* AIM *
Copy out each line of the data holding "ylabel".

* INFORMATION SHOWN *
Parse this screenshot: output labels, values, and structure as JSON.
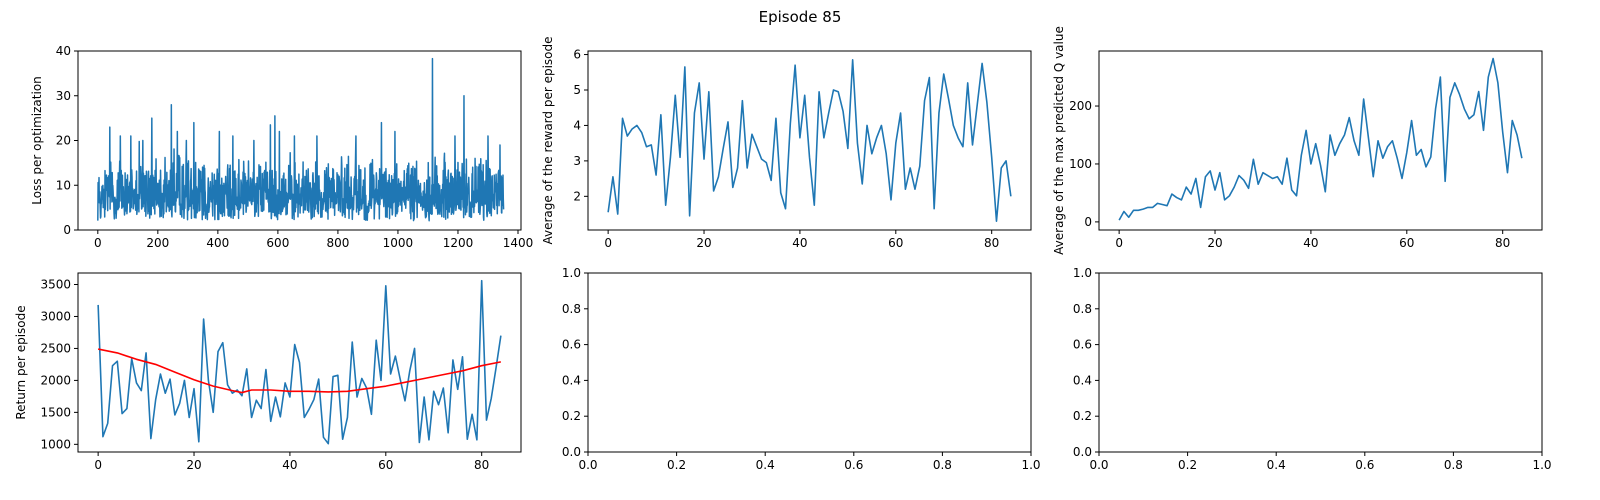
{
  "figure": {
    "title": "Episode 85"
  },
  "colors": {
    "line": "#1f77b4",
    "moving_average": "#ff0000",
    "axis": "#000000"
  },
  "chart_data": [
    {
      "id": "loss",
      "type": "line",
      "title": "",
      "xlabel": "",
      "ylabel": "Loss per optimization",
      "xlim": [
        -66,
        1410
      ],
      "ylim": [
        0,
        40
      ],
      "xticks": [
        0,
        200,
        400,
        600,
        800,
        1000,
        1200,
        1400
      ],
      "yticks": [
        0,
        10,
        20,
        30,
        40
      ],
      "grid": false,
      "n_points": 1353,
      "series": [
        {
          "values_summary": "dense noisy signal, mostly between about 2 and 16",
          "spikes": [
            [
              40,
              23
            ],
            [
              75,
              21
            ],
            [
              110,
              21
            ],
            [
              150,
              20
            ],
            [
              180,
              25
            ],
            [
              245,
              28
            ],
            [
              265,
              22
            ],
            [
              295,
              20
            ],
            [
              320,
              24
            ],
            [
              405,
              22
            ],
            [
              450,
              21
            ],
            [
              520,
              20
            ],
            [
              575,
              23.5
            ],
            [
              590,
              25.5
            ],
            [
              605,
              22
            ],
            [
              655,
              21
            ],
            [
              730,
              21
            ],
            [
              860,
              21
            ],
            [
              945,
              24
            ],
            [
              990,
              22
            ],
            [
              1115,
              38.3
            ],
            [
              1190,
              21
            ],
            [
              1220,
              30
            ],
            [
              1300,
              21
            ],
            [
              1340,
              19
            ]
          ]
        }
      ]
    },
    {
      "id": "avg-reward",
      "type": "line",
      "title": "",
      "xlabel": "",
      "ylabel": "Average of the reward per episode",
      "xlim": [
        -4.2,
        88.2
      ],
      "ylim": [
        1.05,
        6.1
      ],
      "xticks": [
        0,
        20,
        40,
        60,
        80
      ],
      "yticks": [
        2,
        3,
        4,
        5,
        6
      ],
      "grid": false,
      "series": [
        {
          "x": [
            0,
            1,
            2,
            3,
            4,
            5,
            6,
            7,
            8,
            9,
            10,
            11,
            12,
            13,
            14,
            15,
            16,
            17,
            18,
            19,
            20,
            21,
            22,
            23,
            24,
            25,
            26,
            27,
            28,
            29,
            30,
            31,
            32,
            33,
            34,
            35,
            36,
            37,
            38,
            39,
            40,
            41,
            42,
            43,
            44,
            45,
            46,
            47,
            48,
            49,
            50,
            51,
            52,
            53,
            54,
            55,
            56,
            57,
            58,
            59,
            60,
            61,
            62,
            63,
            64,
            65,
            66,
            67,
            68,
            69,
            70,
            71,
            72,
            73,
            74,
            75,
            76,
            77,
            78,
            79,
            80,
            81,
            82,
            83,
            84
          ],
          "values": [
            1.55,
            2.55,
            1.5,
            4.2,
            3.7,
            3.9,
            4.0,
            3.8,
            3.4,
            3.45,
            2.6,
            4.3,
            1.75,
            3.1,
            4.85,
            3.1,
            5.65,
            1.45,
            4.35,
            5.2,
            3.05,
            4.95,
            2.15,
            2.55,
            3.35,
            4.1,
            2.25,
            2.8,
            4.7,
            2.8,
            3.75,
            3.4,
            3.05,
            2.95,
            2.45,
            4.2,
            2.1,
            1.65,
            4.05,
            5.7,
            3.65,
            4.85,
            3.1,
            1.75,
            4.95,
            3.65,
            4.35,
            5.0,
            4.95,
            4.4,
            3.35,
            5.85,
            3.5,
            2.35,
            4.0,
            3.2,
            3.65,
            4.0,
            3.2,
            1.9,
            3.5,
            4.35,
            2.2,
            2.8,
            2.2,
            2.85,
            4.7,
            5.35,
            1.65,
            4.35,
            5.45,
            4.75,
            4.0,
            3.65,
            3.4,
            5.2,
            3.45,
            4.6,
            5.75,
            4.65,
            3.1,
            1.3,
            2.8,
            3.0,
            2.0
          ]
        }
      ]
    },
    {
      "id": "max-q",
      "type": "line",
      "title": "",
      "xlabel": "",
      "ylabel": "Average of the max predicted Q value",
      "xlim": [
        -4.2,
        88.2
      ],
      "ylim": [
        -14,
        295
      ],
      "xticks": [
        0,
        20,
        40,
        60,
        80
      ],
      "yticks": [
        0,
        100,
        200
      ],
      "grid": false,
      "series": [
        {
          "x": [
            0,
            1,
            2,
            3,
            4,
            5,
            6,
            7,
            8,
            9,
            10,
            11,
            12,
            13,
            14,
            15,
            16,
            17,
            18,
            19,
            20,
            21,
            22,
            23,
            24,
            25,
            26,
            27,
            28,
            29,
            30,
            31,
            32,
            33,
            34,
            35,
            36,
            37,
            38,
            39,
            40,
            41,
            42,
            43,
            44,
            45,
            46,
            47,
            48,
            49,
            50,
            51,
            52,
            53,
            54,
            55,
            56,
            57,
            58,
            59,
            60,
            61,
            62,
            63,
            64,
            65,
            66,
            67,
            68,
            69,
            70,
            71,
            72,
            73,
            74,
            75,
            76,
            77,
            78,
            79,
            80,
            81,
            82,
            83,
            84
          ],
          "values": [
            3,
            18,
            8,
            20,
            20,
            22,
            25,
            25,
            32,
            30,
            28,
            48,
            42,
            38,
            60,
            48,
            75,
            25,
            78,
            88,
            55,
            85,
            38,
            45,
            60,
            80,
            72,
            58,
            108,
            65,
            85,
            80,
            75,
            78,
            65,
            110,
            55,
            45,
            115,
            158,
            100,
            135,
            98,
            52,
            150,
            115,
            135,
            150,
            180,
            140,
            115,
            212,
            145,
            78,
            140,
            110,
            130,
            140,
            110,
            75,
            120,
            175,
            115,
            125,
            95,
            112,
            195,
            250,
            70,
            215,
            240,
            220,
            195,
            178,
            185,
            225,
            158,
            250,
            282,
            240,
            155,
            85,
            175,
            150,
            110
          ]
        }
      ]
    },
    {
      "id": "return",
      "type": "line",
      "title": "",
      "xlabel": "",
      "ylabel": "Return per episode",
      "xlim": [
        -4.2,
        88.2
      ],
      "ylim": [
        880,
        3680
      ],
      "xticks": [
        0,
        20,
        40,
        60,
        80
      ],
      "yticks": [
        1000,
        1500,
        2000,
        2500,
        3000,
        3500
      ],
      "grid": false,
      "series": [
        {
          "x": [
            0,
            1,
            2,
            3,
            4,
            5,
            6,
            7,
            8,
            9,
            10,
            11,
            12,
            13,
            14,
            15,
            16,
            17,
            18,
            19,
            20,
            21,
            22,
            23,
            24,
            25,
            26,
            27,
            28,
            29,
            30,
            31,
            32,
            33,
            34,
            35,
            36,
            37,
            38,
            39,
            40,
            41,
            42,
            43,
            44,
            45,
            46,
            47,
            48,
            49,
            50,
            51,
            52,
            53,
            54,
            55,
            56,
            57,
            58,
            59,
            60,
            61,
            62,
            63,
            64,
            65,
            66,
            67,
            68,
            69,
            70,
            71,
            72,
            73,
            74,
            75,
            76,
            77,
            78,
            79,
            80,
            81,
            82,
            83,
            84
          ],
          "values": [
            3180,
            1120,
            1330,
            2230,
            2300,
            1480,
            1560,
            2340,
            1960,
            1840,
            2430,
            1090,
            1700,
            2100,
            1800,
            2020,
            1460,
            1640,
            2000,
            1420,
            1870,
            1040,
            2960,
            2000,
            1500,
            2450,
            2590,
            1930,
            1800,
            1850,
            1760,
            2180,
            1420,
            1690,
            1560,
            2170,
            1360,
            1740,
            1430,
            1960,
            1740,
            2560,
            2280,
            1420,
            1550,
            1700,
            2020,
            1110,
            1010,
            2060,
            2080,
            1080,
            1420,
            2600,
            1740,
            2030,
            1880,
            1470,
            2630,
            2000,
            3480,
            2100,
            2380,
            2020,
            1680,
            2150,
            2500,
            1030,
            1740,
            1070,
            1830,
            1620,
            1880,
            1180,
            2320,
            1860,
            2370,
            1080,
            1470,
            1070,
            3560,
            1380,
            1720,
            2200,
            2700
          ]
        },
        {
          "x": [
            0,
            4,
            8,
            12,
            16,
            20,
            24,
            28,
            30,
            32,
            36,
            40,
            44,
            48,
            52,
            56,
            60,
            64,
            68,
            72,
            76,
            80,
            84
          ],
          "values": [
            2490,
            2430,
            2330,
            2250,
            2130,
            2010,
            1910,
            1840,
            1810,
            1850,
            1850,
            1830,
            1830,
            1820,
            1830,
            1870,
            1910,
            1970,
            2030,
            2090,
            2150,
            2230,
            2290
          ]
        }
      ]
    },
    {
      "id": "empty-1",
      "type": "line",
      "title": "",
      "xlabel": "",
      "ylabel": "",
      "xlim": [
        0,
        1
      ],
      "ylim": [
        0,
        1
      ],
      "xticks": [
        0.0,
        0.2,
        0.4,
        0.6,
        0.8,
        1.0
      ],
      "yticks": [
        0.0,
        0.2,
        0.4,
        0.6,
        0.8,
        1.0
      ],
      "xticklabels": [
        "0.0",
        "0.2",
        "0.4",
        "0.6",
        "0.8",
        "1.0"
      ],
      "yticklabels": [
        "0.0",
        "0.2",
        "0.4",
        "0.6",
        "0.8",
        "1.0"
      ],
      "grid": false,
      "series": []
    },
    {
      "id": "empty-2",
      "type": "line",
      "title": "",
      "xlabel": "",
      "ylabel": "",
      "xlim": [
        0,
        1
      ],
      "ylim": [
        0,
        1
      ],
      "xticks": [
        0.0,
        0.2,
        0.4,
        0.6,
        0.8,
        1.0
      ],
      "yticks": [
        0.0,
        0.2,
        0.4,
        0.6,
        0.8,
        1.0
      ],
      "xticklabels": [
        "0.0",
        "0.2",
        "0.4",
        "0.6",
        "0.8",
        "1.0"
      ],
      "yticklabels": [
        "0.0",
        "0.2",
        "0.4",
        "0.6",
        "0.8",
        "1.0"
      ],
      "grid": false,
      "series": []
    }
  ]
}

* THE COMPLETED TASK *
      "ylabel": "Loss per optimization",
      "ylabel": "Average of the reward per episode",
      "ylabel": "Average of the max predicted Q value",
      "ylabel": "Return per episode",
      "ylabel": "",
      "ylabel": "",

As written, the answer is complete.